Make an exact copy of all the records.

#### Exercise data ####

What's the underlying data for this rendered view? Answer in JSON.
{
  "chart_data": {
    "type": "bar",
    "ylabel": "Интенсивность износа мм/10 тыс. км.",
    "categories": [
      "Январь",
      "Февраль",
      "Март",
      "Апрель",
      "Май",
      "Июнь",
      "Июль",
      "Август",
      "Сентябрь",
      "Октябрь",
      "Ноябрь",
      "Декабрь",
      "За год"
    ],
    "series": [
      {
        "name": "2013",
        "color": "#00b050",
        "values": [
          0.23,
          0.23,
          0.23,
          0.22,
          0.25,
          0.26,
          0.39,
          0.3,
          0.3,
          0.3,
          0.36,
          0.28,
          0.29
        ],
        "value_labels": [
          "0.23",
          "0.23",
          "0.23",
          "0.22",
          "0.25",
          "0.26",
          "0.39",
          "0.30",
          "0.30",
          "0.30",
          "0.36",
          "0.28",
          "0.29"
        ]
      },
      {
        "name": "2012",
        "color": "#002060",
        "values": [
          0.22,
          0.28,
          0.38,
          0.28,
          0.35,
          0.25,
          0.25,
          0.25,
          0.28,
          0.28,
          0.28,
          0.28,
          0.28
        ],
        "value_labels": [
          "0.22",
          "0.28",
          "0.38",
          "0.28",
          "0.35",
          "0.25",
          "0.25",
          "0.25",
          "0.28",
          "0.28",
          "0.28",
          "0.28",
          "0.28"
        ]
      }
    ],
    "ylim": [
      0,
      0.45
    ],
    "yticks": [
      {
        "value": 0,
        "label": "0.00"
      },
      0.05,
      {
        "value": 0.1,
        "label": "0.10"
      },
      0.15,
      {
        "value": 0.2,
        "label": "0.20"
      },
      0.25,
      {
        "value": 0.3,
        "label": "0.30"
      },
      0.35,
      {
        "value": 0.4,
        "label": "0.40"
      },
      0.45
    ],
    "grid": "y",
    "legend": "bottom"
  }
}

####

Output:
What's the underlying data for this rendered view? Answer in JSON.
{
  "chart_data": {
    "type": "bar",
    "ylabel": "Интенсивность износа мм/10 тыс. км.",
    "categories": [
      "Январь",
      "Февраль",
      "Март",
      "Апрель",
      "Май",
      "Июнь",
      "Июль",
      "Август",
      "Сентябрь",
      "Октябрь",
      "Ноябрь",
      "Декабрь",
      "За год"
    ],
    "series": [
      {
        "name": "2013",
        "color": "#00b050",
        "values": [
          0.23,
          0.23,
          0.23,
          0.22,
          0.25,
          0.26,
          0.39,
          0.3,
          0.3,
          0.3,
          0.36,
          0.28,
          0.29
        ],
        "value_labels": [
          "0.23",
          "0.23",
          "0.23",
          "0.22",
          "0.25",
          "0.26",
          "0.39",
          "0.30",
          "0.30",
          "0.30",
          "0.36",
          "0.28",
          "0.29"
        ]
      },
      {
        "name": "2012",
        "color": "#002060",
        "values": [
          0.22,
          0.28,
          0.38,
          0.28,
          0.35,
          0.25,
          0.25,
          0.25,
          0.28,
          0.28,
          0.28,
          0.28,
          0.28
        ],
        "value_labels": [
          "0.22",
          "0.28",
          "0.38",
          "0.28",
          "0.35",
          "0.25",
          "0.25",
          "0.25",
          "0.28",
          "0.28",
          "0.28",
          "0.28",
          "0.28"
        ]
      }
    ],
    "ylim": [
      0,
      0.45
    ],
    "yticks": [
      {
        "value": 0,
        "label": "0.00"
      },
      0.05,
      {
        "value": 0.1,
        "label": "0.10"
      },
      0.15,
      {
        "value": 0.2,
        "label": "0.20"
      },
      0.25,
      {
        "value": 0.3,
        "label": "0.30"
      },
      0.35,
      {
        "value": 0.4,
        "label": "0.40"
      },
      0.45
    ],
    "grid": "y",
    "legend": "bottom"
  }
}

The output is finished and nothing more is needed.